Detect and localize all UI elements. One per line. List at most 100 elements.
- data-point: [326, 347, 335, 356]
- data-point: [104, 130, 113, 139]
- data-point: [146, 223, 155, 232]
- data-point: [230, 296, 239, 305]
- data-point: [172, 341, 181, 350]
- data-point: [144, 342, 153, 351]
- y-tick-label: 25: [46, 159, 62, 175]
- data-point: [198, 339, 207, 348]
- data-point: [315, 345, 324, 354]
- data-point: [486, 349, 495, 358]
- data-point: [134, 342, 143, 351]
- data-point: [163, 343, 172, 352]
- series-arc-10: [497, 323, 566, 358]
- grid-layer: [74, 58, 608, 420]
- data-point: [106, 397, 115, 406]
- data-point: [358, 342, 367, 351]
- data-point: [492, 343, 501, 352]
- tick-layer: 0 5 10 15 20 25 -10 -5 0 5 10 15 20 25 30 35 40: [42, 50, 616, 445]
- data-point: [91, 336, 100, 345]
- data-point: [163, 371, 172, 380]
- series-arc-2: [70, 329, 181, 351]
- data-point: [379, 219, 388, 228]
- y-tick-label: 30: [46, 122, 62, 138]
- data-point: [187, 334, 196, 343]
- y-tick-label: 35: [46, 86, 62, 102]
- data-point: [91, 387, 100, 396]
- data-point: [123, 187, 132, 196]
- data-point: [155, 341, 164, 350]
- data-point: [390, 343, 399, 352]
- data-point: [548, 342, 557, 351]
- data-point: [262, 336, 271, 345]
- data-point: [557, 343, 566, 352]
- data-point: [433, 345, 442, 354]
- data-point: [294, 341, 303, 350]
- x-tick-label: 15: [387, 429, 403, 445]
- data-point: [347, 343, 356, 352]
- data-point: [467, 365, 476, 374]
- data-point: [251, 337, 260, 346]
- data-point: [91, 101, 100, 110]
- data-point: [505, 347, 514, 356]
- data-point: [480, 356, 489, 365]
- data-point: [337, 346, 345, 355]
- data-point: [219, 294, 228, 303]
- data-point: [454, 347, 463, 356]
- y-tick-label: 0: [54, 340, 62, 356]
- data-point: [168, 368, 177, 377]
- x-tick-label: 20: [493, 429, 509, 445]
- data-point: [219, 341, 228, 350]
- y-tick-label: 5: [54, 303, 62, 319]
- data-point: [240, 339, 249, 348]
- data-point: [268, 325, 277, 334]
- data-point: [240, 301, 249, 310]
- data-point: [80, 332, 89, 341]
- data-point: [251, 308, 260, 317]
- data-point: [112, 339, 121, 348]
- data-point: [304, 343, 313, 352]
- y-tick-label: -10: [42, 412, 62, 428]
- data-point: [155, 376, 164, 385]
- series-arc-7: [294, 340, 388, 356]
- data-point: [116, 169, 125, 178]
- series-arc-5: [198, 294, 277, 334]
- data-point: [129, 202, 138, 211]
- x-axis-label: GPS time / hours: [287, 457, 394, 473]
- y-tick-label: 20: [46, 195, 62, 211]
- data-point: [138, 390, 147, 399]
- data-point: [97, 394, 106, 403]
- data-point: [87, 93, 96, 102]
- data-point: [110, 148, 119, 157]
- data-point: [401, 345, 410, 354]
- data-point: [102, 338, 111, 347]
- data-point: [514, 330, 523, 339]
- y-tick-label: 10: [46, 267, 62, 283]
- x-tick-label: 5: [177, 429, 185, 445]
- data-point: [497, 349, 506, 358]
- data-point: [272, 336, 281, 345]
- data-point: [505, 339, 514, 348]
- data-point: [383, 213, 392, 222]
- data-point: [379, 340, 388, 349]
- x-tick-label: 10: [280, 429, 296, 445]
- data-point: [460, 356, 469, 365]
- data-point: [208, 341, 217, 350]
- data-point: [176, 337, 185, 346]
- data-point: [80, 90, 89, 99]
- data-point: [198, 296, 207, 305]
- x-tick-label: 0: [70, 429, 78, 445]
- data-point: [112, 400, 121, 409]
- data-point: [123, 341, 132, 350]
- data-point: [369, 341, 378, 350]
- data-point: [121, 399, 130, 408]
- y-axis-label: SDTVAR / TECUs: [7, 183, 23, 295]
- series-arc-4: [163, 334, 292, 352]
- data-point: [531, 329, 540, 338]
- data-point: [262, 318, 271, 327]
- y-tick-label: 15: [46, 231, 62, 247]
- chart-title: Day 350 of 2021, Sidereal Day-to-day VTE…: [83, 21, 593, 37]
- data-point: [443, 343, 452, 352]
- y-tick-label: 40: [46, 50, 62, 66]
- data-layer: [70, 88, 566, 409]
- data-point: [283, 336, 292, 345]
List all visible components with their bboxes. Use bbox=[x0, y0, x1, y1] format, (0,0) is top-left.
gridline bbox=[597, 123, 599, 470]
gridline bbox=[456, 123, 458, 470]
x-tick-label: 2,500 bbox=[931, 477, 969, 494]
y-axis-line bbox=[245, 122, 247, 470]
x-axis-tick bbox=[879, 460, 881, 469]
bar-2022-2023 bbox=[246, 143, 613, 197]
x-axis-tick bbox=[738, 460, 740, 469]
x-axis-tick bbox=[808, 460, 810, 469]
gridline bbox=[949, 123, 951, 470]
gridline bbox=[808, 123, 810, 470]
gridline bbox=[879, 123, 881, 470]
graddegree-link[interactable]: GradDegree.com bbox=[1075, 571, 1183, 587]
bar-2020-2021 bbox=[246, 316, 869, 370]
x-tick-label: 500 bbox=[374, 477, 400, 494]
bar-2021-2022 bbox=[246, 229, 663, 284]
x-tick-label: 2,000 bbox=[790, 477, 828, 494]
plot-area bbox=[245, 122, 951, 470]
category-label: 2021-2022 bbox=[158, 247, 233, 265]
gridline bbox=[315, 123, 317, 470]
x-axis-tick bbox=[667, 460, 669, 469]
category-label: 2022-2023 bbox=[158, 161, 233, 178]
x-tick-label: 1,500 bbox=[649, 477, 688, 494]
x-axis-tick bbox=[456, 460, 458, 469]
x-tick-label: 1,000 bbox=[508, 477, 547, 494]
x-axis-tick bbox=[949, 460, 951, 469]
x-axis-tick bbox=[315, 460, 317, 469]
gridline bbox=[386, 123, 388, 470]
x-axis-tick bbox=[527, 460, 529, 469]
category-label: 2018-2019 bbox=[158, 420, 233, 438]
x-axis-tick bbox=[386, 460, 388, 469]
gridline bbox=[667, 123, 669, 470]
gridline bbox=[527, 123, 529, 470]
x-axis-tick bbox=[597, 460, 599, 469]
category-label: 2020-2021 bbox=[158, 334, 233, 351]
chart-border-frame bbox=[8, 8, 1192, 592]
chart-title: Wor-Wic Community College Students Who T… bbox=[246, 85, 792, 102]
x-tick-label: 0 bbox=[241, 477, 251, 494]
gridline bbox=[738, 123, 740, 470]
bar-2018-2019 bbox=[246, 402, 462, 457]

..........

**What you need to do:**
Please recast the material above as a Markdown table with two columns, "No." for the row number and "Entry" for the line, leaving out any blank lines.

**Response below:**
| No. | Entry |
|---|---|
| 1 | Detect and localize all UI elements. One per line. List at most 100 elements. |
| 2 | - data-point: [326, 347, 335, 356] |
| 3 | - data-point: [104, 130, 113, 139] |
| 4 | - data-point: [146, 223, 155, 232] |
| 5 | - data-point: [230, 296, 239, 305] |
| 6 | - data-point: [172, 341, 181, 350] |
| 7 | - data-point: [144, 342, 153, 351] |
| 8 | - y-tick-label: 25: [46, 159, 62, 175] |
| 9 | - data-point: [198, 339, 207, 348] |
| 10 | - data-point: [315, 345, 324, 354] |
| 11 | - data-point: [486, 349, 495, 358] |
| 12 | - data-point: [134, 342, 143, 351] |
| 13 | - data-point: [163, 343, 172, 352] |
| 14 | - series-arc-10: [497, 323, 566, 358] |
| 15 | - grid-layer: [74, 58, 608, 420] |
| 16 | - data-point: [106, 397, 115, 406] |
| 17 | - data-point: [358, 342, 367, 351] |
| 18 | - data-point: [492, 343, 501, 352] |
| 19 | - tick-layer: 0 5 10 15 20 25 -10 -5 0 5 10 15 20 25 30 35 40: [42, 50, 616, 445] |
| 20 | - data-point: [91, 336, 100, 345] |
| 21 | - data-point: [163, 371, 172, 380] |
| 22 | - series-arc-2: [70, 329, 181, 351] |
| 23 | - data-point: [379, 219, 388, 228] |
| 24 | - y-tick-label: 30: [46, 122, 62, 138] |
| 25 | - data-point: [187, 334, 196, 343] |
| 26 | - y-tick-label: 35: [46, 86, 62, 102] |
| 27 | - data-point: [91, 387, 100, 396] |
| 28 | - data-point: [123, 187, 132, 196] |
| 29 | - data-point: [155, 341, 164, 350] |
| 30 | - data-point: [390, 343, 399, 352] |
| 31 | - data-point: [548, 342, 557, 351] |
| 32 | - data-point: [262, 336, 271, 345] |
| 33 | - data-point: [557, 343, 566, 352] |
| 34 | - data-point: [433, 345, 442, 354] |
| 35 | - data-point: [294, 341, 303, 350] |
| 36 | - x-tick-label: 15: [387, 429, 403, 445] |
| 37 | - data-point: [347, 343, 356, 352] |
| 38 | - data-point: [467, 365, 476, 374] |
| 39 | - data-point: [251, 337, 260, 346] |
| 40 | - data-point: [91, 101, 100, 110] |
| 41 | - data-point: [505, 347, 514, 356] |
| 42 | - data-point: [480, 356, 489, 365] |
| 43 | - data-point: [337, 346, 345, 355] |
| 44 | - data-point: [219, 294, 228, 303] |
| 45 | - data-point: [454, 347, 463, 356] |
| 46 | - y-tick-label: 0: [54, 340, 62, 356] |
| 47 | - data-point: [168, 368, 177, 377] |
| 48 | - x-tick-label: 20: [493, 429, 509, 445] |
| 49 | - data-point: [219, 341, 228, 350] |
| 50 | - y-tick-label: 5: [54, 303, 62, 319] |
| 51 | - data-point: [240, 339, 249, 348] |
| 52 | - data-point: [268, 325, 277, 334] |
| 53 | - data-point: [240, 301, 249, 310] |
| 54 | - data-point: [80, 332, 89, 341] |
| 55 | - data-point: [251, 308, 260, 317] |
| 56 | - data-point: [112, 339, 121, 348] |
| 57 | - data-point: [304, 343, 313, 352] |
| 58 | - y-tick-label: -10: [42, 412, 62, 428] |
| 59 | - data-point: [155, 376, 164, 385] |
| 60 | - series-arc-7: [294, 340, 388, 356] |
| 61 | - data-point: [116, 169, 125, 178] |
| 62 | - series-arc-5: [198, 294, 277, 334] |
| 63 | - data-point: [129, 202, 138, 211] |
| 64 | - x-axis-label: GPS time / hours: [287, 457, 394, 473] |
| 65 | - y-tick-label: 20: [46, 195, 62, 211] |
| 66 | - data-point: [138, 390, 147, 399] |
| 67 | - data-point: [97, 394, 106, 403] |
| 68 | - data-point: [87, 93, 96, 102] |
| 69 | - data-point: [110, 148, 119, 157] |
| 70 | - data-point: [401, 345, 410, 354] |
| 71 | - data-point: [102, 338, 111, 347] |
| 72 | - data-point: [514, 330, 523, 339] |
| 73 | - y-tick-label: 10: [46, 267, 62, 283] |
| 74 | - x-tick-label: 5: [177, 429, 185, 445] |
| 75 | - data-point: [497, 349, 506, 358] |
| 76 | - data-point: [272, 336, 281, 345] |
| 77 | - data-point: [505, 339, 514, 348] |
| 78 | - data-point: [383, 213, 392, 222] |
| 79 | - data-point: [379, 340, 388, 349] |
| 80 | - x-tick-label: 10: [280, 429, 296, 445] |
| 81 | - data-point: [460, 356, 469, 365] |
| 82 | - data-point: [208, 341, 217, 350] |
| 83 | - data-point: [176, 337, 185, 346] |
| 84 | - data-point: [80, 90, 89, 99] |
| 85 | - data-point: [198, 296, 207, 305] |
| 86 | - x-tick-label: 0: [70, 429, 78, 445] |
| 87 | - data-point: [112, 400, 121, 409] |
| 88 | - data-point: [123, 341, 132, 350] |
| 89 | - data-point: [369, 341, 378, 350] |
| 90 | - data-point: [121, 399, 130, 408] |
| 91 | - y-axis-label: SDTVAR / TECUs: [7, 183, 23, 295] |
| 92 | - series-arc-4: [163, 334, 292, 352] |
| 93 | - data-point: [531, 329, 540, 338] |
| 94 | - data-point: [262, 318, 271, 327] |
| 95 | - y-tick-label: 15: [46, 231, 62, 247] |
| 96 | - chart-title: Day 350 of 2021, Sidereal Day-to-day VTE…: [83, 21, 593, 37] |
| 97 | - data-point: [443, 343, 452, 352] |
| 98 | - y-tick-label: 40: [46, 50, 62, 66] |
| 99 | - data-layer: [70, 88, 566, 409] |
| 100 | - data-point: [283, 336, 292, 345] |
| 101 | List all visible components with their bboxes. Use bbox=[x0, y0, x1, y1] format, (0,0) is top-left. |
| 102 | gridline bbox=[597, 123, 599, 470] |
| 103 | gridline bbox=[456, 123, 458, 470] |
| 104 | x-tick-label: 2,500 bbox=[931, 477, 969, 494] |
| 105 | y-axis-line bbox=[245, 122, 247, 470] |
| 106 | x-axis-tick bbox=[879, 460, 881, 469] |
| 107 | bar-2022-2023 bbox=[246, 143, 613, 197] |
| 108 | x-axis-tick bbox=[738, 460, 740, 469] |
| 109 | x-axis-tick bbox=[808, 460, 810, 469] |
| 110 | gridline bbox=[949, 123, 951, 470] |
| 111 | gridline bbox=[808, 123, 810, 470] |
| 112 | gridline bbox=[879, 123, 881, 470] |
| 113 | graddegree-link[interactable]: GradDegree.com bbox=[1075, 571, 1183, 587] |
| 114 | bar-2020-2021 bbox=[246, 316, 869, 370] |
| 115 | x-tick-label: 500 bbox=[374, 477, 400, 494] |
| 116 | bar-2021-2022 bbox=[246, 229, 663, 284] |
| 117 | x-tick-label: 2,000 bbox=[790, 477, 828, 494] |
| 118 | plot-area bbox=[245, 122, 951, 470] |
| 119 | category-label: 2021-2022 bbox=[158, 247, 233, 265] |
| 120 | gridline bbox=[315, 123, 317, 470] |
| 121 | x-axis-tick bbox=[667, 460, 669, 469] |
| 122 | category-label: 2022-2023 bbox=[158, 161, 233, 178] |
| 123 | x-tick-label: 1,500 bbox=[649, 477, 688, 494] |
| 124 | x-axis-tick bbox=[456, 460, 458, 469] |
| 125 | x-tick-label: 1,000 bbox=[508, 477, 547, 494] |
| 126 | x-axis-tick bbox=[949, 460, 951, 469] |
| 127 | x-axis-tick bbox=[315, 460, 317, 469] |
| 128 | gridline bbox=[386, 123, 388, 470] |
| 129 | x-axis-tick bbox=[527, 460, 529, 469] |
| 130 | category-label: 2018-2019 bbox=[158, 420, 233, 438] |
| 131 | x-axis-tick bbox=[386, 460, 388, 469] |
| 132 | gridline bbox=[667, 123, 669, 470] |
| 133 | gridline bbox=[527, 123, 529, 470] |
| 134 | x-axis-tick bbox=[597, 460, 599, 469] |
| 135 | category-label: 2020-2021 bbox=[158, 334, 233, 351] |
| 136 | chart-border-frame bbox=[8, 8, 1192, 592] |
| 137 | chart-title: Wor-Wic Community College Students Who T… bbox=[246, 85, 792, 102] |
| 138 | x-tick-label: 0 bbox=[241, 477, 251, 494] |
| 139 | gridline bbox=[738, 123, 740, 470] |
| 140 | bar-2018-2019 bbox=[246, 402, 462, 457] |